**Goal:**
What lines of the data hold the string "Downloads"? Pull each one out.

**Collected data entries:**
____________________
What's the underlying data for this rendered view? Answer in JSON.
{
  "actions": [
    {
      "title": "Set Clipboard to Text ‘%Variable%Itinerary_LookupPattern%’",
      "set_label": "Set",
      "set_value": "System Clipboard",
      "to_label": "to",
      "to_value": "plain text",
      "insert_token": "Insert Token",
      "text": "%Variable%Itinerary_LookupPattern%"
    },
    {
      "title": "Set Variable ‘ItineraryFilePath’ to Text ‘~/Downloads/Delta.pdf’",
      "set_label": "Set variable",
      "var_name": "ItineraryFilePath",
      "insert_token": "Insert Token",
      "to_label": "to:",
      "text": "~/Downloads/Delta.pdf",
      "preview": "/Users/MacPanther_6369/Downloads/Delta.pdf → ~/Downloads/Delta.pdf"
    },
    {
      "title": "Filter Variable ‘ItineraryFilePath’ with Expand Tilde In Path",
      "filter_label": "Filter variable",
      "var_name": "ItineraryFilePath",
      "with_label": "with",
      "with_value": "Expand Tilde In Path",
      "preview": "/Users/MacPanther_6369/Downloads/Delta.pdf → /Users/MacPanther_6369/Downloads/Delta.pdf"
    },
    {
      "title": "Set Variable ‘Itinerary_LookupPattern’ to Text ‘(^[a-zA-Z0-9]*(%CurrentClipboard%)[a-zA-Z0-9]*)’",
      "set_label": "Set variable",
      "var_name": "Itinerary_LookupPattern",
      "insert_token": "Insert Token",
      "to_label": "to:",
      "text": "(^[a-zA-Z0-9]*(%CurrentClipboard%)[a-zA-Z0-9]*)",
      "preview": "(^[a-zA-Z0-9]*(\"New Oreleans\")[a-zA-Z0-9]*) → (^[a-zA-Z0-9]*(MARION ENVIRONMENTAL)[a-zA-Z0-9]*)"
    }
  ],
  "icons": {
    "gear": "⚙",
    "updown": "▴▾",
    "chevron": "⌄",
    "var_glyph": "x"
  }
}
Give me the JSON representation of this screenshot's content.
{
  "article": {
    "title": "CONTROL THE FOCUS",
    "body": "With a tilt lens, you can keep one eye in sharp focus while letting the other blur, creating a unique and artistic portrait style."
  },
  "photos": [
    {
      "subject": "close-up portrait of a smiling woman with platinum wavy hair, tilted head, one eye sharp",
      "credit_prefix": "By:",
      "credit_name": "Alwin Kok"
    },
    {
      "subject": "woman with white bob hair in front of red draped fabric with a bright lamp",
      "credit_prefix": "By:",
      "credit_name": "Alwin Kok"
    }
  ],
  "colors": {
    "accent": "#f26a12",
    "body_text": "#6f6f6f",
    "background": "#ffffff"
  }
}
____________________
**Reply to the task:**
      "title": "Set Variable ‘ItineraryFilePath’ to Text ‘~/Downloads/Delta.pdf’",
      "text": "~/Downloads/Delta.pdf",
      "preview": "/Users/MacPanther_6369/Downloads/Delta.pdf → ~/Downloads/Delta.pdf"
      "preview": "/Users/MacPanther_6369/Downloads/Delta.pdf → /Users/MacPanther_6369/Downloads/Delta.pdf"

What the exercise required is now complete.